- _Requirements_
Tally the lines holding the word "EURUSD" and state the count by itself.

- _Excerpted data_
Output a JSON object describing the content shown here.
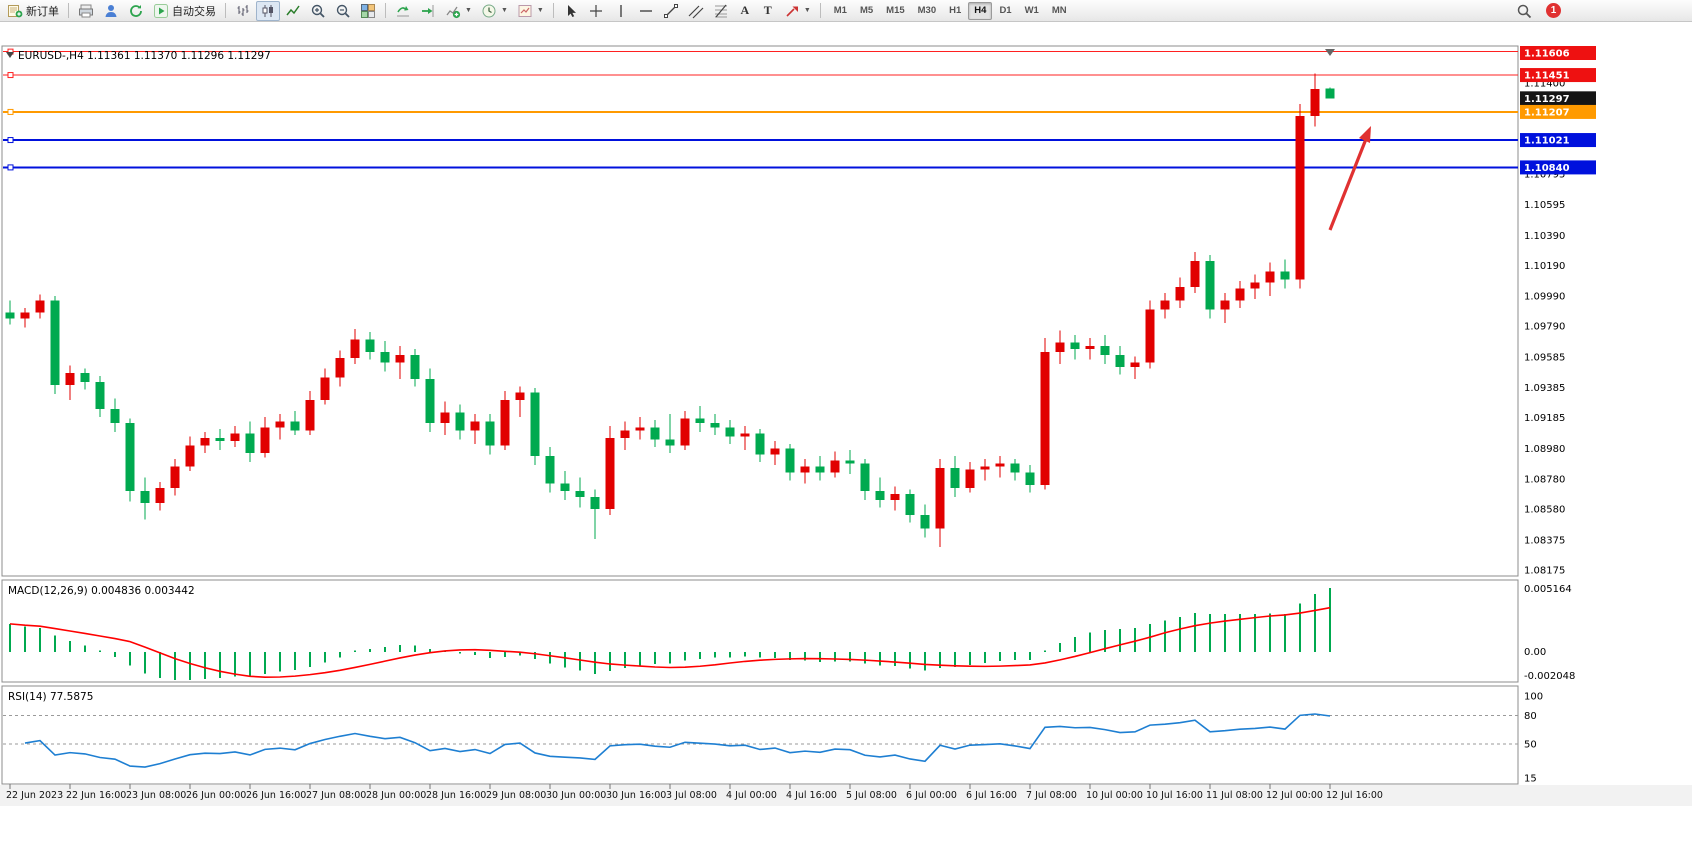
{
  "toolbar": {
    "new_order": "新订单",
    "auto_trading": "自动交易",
    "text_tool": "A",
    "label_tool": "T",
    "timeframes": [
      "M1",
      "M5",
      "M15",
      "M30",
      "H1",
      "H4",
      "D1",
      "W1",
      "MN"
    ],
    "active_timeframe": "H4",
    "notification_count": "1"
  },
  "chart_data": {
    "type": "candlestick",
    "symbol": "EURUSD-",
    "period": "H4",
    "title": "EURUSD-,H4 1.11361 1.11370 1.11296 1.11297",
    "current_bar": {
      "open": 1.11361,
      "high": 1.1137,
      "low": 1.11296,
      "close": 1.11297
    },
    "colors": {
      "bull": "#e10000",
      "bear": "#00a94f",
      "macd_hist": "#00a94f",
      "macd_signal": "#ff0000",
      "rsi_line": "#1e7fd2",
      "arrow": "#e03131"
    },
    "price_ticks": [
      "1.11400",
      "1.10795",
      "1.10595",
      "1.10390",
      "1.10190",
      "1.09990",
      "1.09790",
      "1.09585",
      "1.09385",
      "1.09185",
      "1.08980",
      "1.08780",
      "1.08580",
      "1.08375",
      "1.08175"
    ],
    "price_tags": [
      {
        "text": "1.11606",
        "bg": "#ee1111"
      },
      {
        "text": "1.11451",
        "bg": "#ee1111"
      },
      {
        "text": "1.11297",
        "bg": "#151515"
      },
      {
        "text": "1.11207",
        "bg": "#ff9a00"
      },
      {
        "text": "1.11021",
        "bg": "#0011dd"
      },
      {
        "text": "1.10840",
        "bg": "#0011dd"
      }
    ],
    "hlines": [
      {
        "price": 1.11606,
        "color": "#ff2020",
        "width": 1.2
      },
      {
        "price": 1.11451,
        "color": "#ff2020",
        "width": 1.2
      },
      {
        "price": 1.11207,
        "color": "#ff9a00",
        "width": 2
      },
      {
        "price": 1.11021,
        "color": "#0011dd",
        "width": 2
      },
      {
        "price": 1.1084,
        "color": "#0011dd",
        "width": 2
      }
    ],
    "candles": [
      [
        1.0988,
        1.0996,
        1.098,
        1.0984
      ],
      [
        1.0984,
        1.0991,
        1.0978,
        1.0988
      ],
      [
        1.0988,
        1.1,
        1.0984,
        1.0996
      ],
      [
        1.0996,
        1.0999,
        1.0934,
        1.094
      ],
      [
        1.094,
        1.0953,
        1.093,
        1.0948
      ],
      [
        1.0948,
        1.0951,
        1.0937,
        1.0942
      ],
      [
        1.0942,
        1.0946,
        1.0919,
        1.0924
      ],
      [
        1.0924,
        1.0931,
        1.0909,
        1.0915
      ],
      [
        1.0915,
        1.0918,
        1.0863,
        1.087
      ],
      [
        1.087,
        1.0879,
        1.0851,
        1.0862
      ],
      [
        1.0862,
        1.0876,
        1.0857,
        1.0872
      ],
      [
        1.0872,
        1.0891,
        1.0867,
        1.0886
      ],
      [
        1.0886,
        1.0906,
        1.0883,
        1.09
      ],
      [
        1.09,
        1.0909,
        1.0895,
        1.0905
      ],
      [
        1.0905,
        1.0911,
        1.0897,
        1.0903
      ],
      [
        1.0903,
        1.0913,
        1.0899,
        1.0908
      ],
      [
        1.0908,
        1.0916,
        1.0889,
        1.0895
      ],
      [
        1.0895,
        1.0919,
        1.0892,
        1.0912
      ],
      [
        1.0912,
        1.0921,
        1.0904,
        1.0916
      ],
      [
        1.0916,
        1.0923,
        1.0907,
        1.091
      ],
      [
        1.091,
        1.0936,
        1.0907,
        1.093
      ],
      [
        1.093,
        1.0951,
        1.0927,
        1.0945
      ],
      [
        1.0945,
        1.0963,
        1.0939,
        1.0958
      ],
      [
        1.0958,
        1.0977,
        1.0954,
        1.097
      ],
      [
        1.097,
        1.0975,
        1.0957,
        1.0962
      ],
      [
        1.0962,
        1.0969,
        1.0949,
        1.0955
      ],
      [
        1.0955,
        1.0966,
        1.0944,
        1.096
      ],
      [
        1.096,
        1.0964,
        1.0939,
        1.0944
      ],
      [
        1.0944,
        1.0951,
        1.0909,
        1.0915
      ],
      [
        1.0915,
        1.0929,
        1.0907,
        1.0922
      ],
      [
        1.0922,
        1.0927,
        1.0904,
        1.091
      ],
      [
        1.091,
        1.0921,
        1.0901,
        1.0916
      ],
      [
        1.0916,
        1.0921,
        1.0894,
        1.09
      ],
      [
        1.09,
        1.0936,
        1.0897,
        1.093
      ],
      [
        1.093,
        1.0939,
        1.0919,
        1.0935
      ],
      [
        1.0935,
        1.0938,
        1.0887,
        1.0893
      ],
      [
        1.0893,
        1.0899,
        1.0869,
        1.0875
      ],
      [
        1.0875,
        1.0883,
        1.0864,
        1.087
      ],
      [
        1.087,
        1.0879,
        1.0859,
        1.0866
      ],
      [
        1.0866,
        1.0871,
        1.0838,
        1.0858
      ],
      [
        1.0858,
        1.0913,
        1.0854,
        1.0905
      ],
      [
        1.0905,
        1.0916,
        1.0897,
        1.091
      ],
      [
        1.091,
        1.0919,
        1.0904,
        1.0912
      ],
      [
        1.0912,
        1.0917,
        1.0899,
        1.0904
      ],
      [
        1.0904,
        1.0921,
        1.0895,
        1.09
      ],
      [
        1.09,
        1.0923,
        1.0897,
        1.0918
      ],
      [
        1.0918,
        1.0926,
        1.0909,
        1.0915
      ],
      [
        1.0915,
        1.0921,
        1.0907,
        1.0912
      ],
      [
        1.0912,
        1.0917,
        1.0901,
        1.0906
      ],
      [
        1.0906,
        1.0913,
        1.0897,
        1.0908
      ],
      [
        1.0908,
        1.0911,
        1.0889,
        1.0894
      ],
      [
        1.0894,
        1.0903,
        1.0887,
        1.0898
      ],
      [
        1.0898,
        1.0901,
        1.0877,
        1.0882
      ],
      [
        1.0882,
        1.0891,
        1.0875,
        1.0886
      ],
      [
        1.0886,
        1.0893,
        1.0877,
        1.0882
      ],
      [
        1.0882,
        1.0896,
        1.0879,
        1.089
      ],
      [
        1.089,
        1.0897,
        1.0881,
        1.0888
      ],
      [
        1.0888,
        1.0891,
        1.0864,
        1.087
      ],
      [
        1.087,
        1.0879,
        1.0859,
        1.0864
      ],
      [
        1.0864,
        1.0873,
        1.0857,
        1.0868
      ],
      [
        1.0868,
        1.0871,
        1.0849,
        1.0854
      ],
      [
        1.0854,
        1.0861,
        1.0839,
        1.0845
      ],
      [
        1.0845,
        1.0891,
        1.0833,
        1.0885
      ],
      [
        1.0885,
        1.0893,
        1.0866,
        1.0872
      ],
      [
        1.0872,
        1.0889,
        1.0869,
        1.0884
      ],
      [
        1.0884,
        1.0891,
        1.0877,
        1.0886
      ],
      [
        1.0886,
        1.0893,
        1.0879,
        1.0888
      ],
      [
        1.0888,
        1.0891,
        1.0877,
        1.0882
      ],
      [
        1.0882,
        1.0887,
        1.0869,
        1.0874
      ],
      [
        1.0874,
        1.0971,
        1.0871,
        1.0962
      ],
      [
        1.0962,
        1.0976,
        1.0954,
        1.0968
      ],
      [
        1.0968,
        1.0973,
        1.0957,
        1.0964
      ],
      [
        1.0964,
        1.0971,
        1.0957,
        1.0966
      ],
      [
        1.0966,
        1.0973,
        1.0954,
        1.096
      ],
      [
        1.096,
        1.0966,
        1.0947,
        1.0952
      ],
      [
        1.0952,
        1.0959,
        1.0944,
        1.0955
      ],
      [
        1.0955,
        1.0996,
        1.0951,
        1.099
      ],
      [
        1.099,
        1.1001,
        1.0984,
        1.0996
      ],
      [
        1.0996,
        1.1011,
        1.0991,
        1.1005
      ],
      [
        1.1005,
        1.1028,
        1.1001,
        1.1022
      ],
      [
        1.1022,
        1.1026,
        1.0984,
        1.099
      ],
      [
        1.099,
        1.1001,
        1.0981,
        1.0996
      ],
      [
        1.0996,
        1.1009,
        1.0991,
        1.1004
      ],
      [
        1.1004,
        1.1013,
        1.0997,
        1.1008
      ],
      [
        1.1008,
        1.1021,
        1.0999,
        1.1015
      ],
      [
        1.1015,
        1.1023,
        1.1004,
        1.101
      ],
      [
        1.101,
        1.1126,
        1.1004,
        1.1118
      ],
      [
        1.1118,
        1.1146,
        1.1111,
        1.1136
      ],
      [
        1.11361,
        1.1137,
        1.11296,
        1.11297
      ]
    ],
    "time_labels": [
      {
        "t": "22 Jun 2023",
        "bar": 0
      },
      {
        "t": "22 Jun 16:00",
        "bar": 4
      },
      {
        "t": "23 Jun 08:00",
        "bar": 8
      },
      {
        "t": "26 Jun 00:00",
        "bar": 12
      },
      {
        "t": "26 Jun 16:00",
        "bar": 16
      },
      {
        "t": "27 Jun 08:00",
        "bar": 20
      },
      {
        "t": "28 Jun 00:00",
        "bar": 24
      },
      {
        "t": "28 Jun 16:00",
        "bar": 28
      },
      {
        "t": "29 Jun 08:00",
        "bar": 32
      },
      {
        "t": "30 Jun 00:00",
        "bar": 36
      },
      {
        "t": "30 Jun 16:00",
        "bar": 40
      },
      {
        "t": "3 Jul 08:00",
        "bar": 44
      },
      {
        "t": "4 Jul 00:00",
        "bar": 48
      },
      {
        "t": "4 Jul 16:00",
        "bar": 52
      },
      {
        "t": "5 Jul 08:00",
        "bar": 56
      },
      {
        "t": "6 Jul 00:00",
        "bar": 60
      },
      {
        "t": "6 Jul 16:00",
        "bar": 64
      },
      {
        "t": "7 Jul 08:00",
        "bar": 68
      },
      {
        "t": "10 Jul 00:00",
        "bar": 72
      },
      {
        "t": "10 Jul 16:00",
        "bar": 76
      },
      {
        "t": "11 Jul 08:00",
        "bar": 80
      },
      {
        "t": "12 Jul 00:00",
        "bar": 84
      },
      {
        "t": "12 Jul 16:00",
        "bar": 88
      }
    ],
    "macd": {
      "label": "MACD(12,26,9) 0.004836 0.003442",
      "main_value": "0.004836",
      "signal_value": "0.003442",
      "axis": [
        "0.005164",
        "0.00",
        "-0.002048"
      ]
    },
    "rsi": {
      "label": "RSI(14) 77.5875",
      "value": "77.5875",
      "axis": [
        "100",
        "80",
        "50",
        "15"
      ],
      "levels": [
        80,
        50
      ]
    },
    "annotations": [
      {
        "type": "arrow",
        "direction": "up",
        "color": "#e03131"
      }
    ]
  }
}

- _Result of the task_
2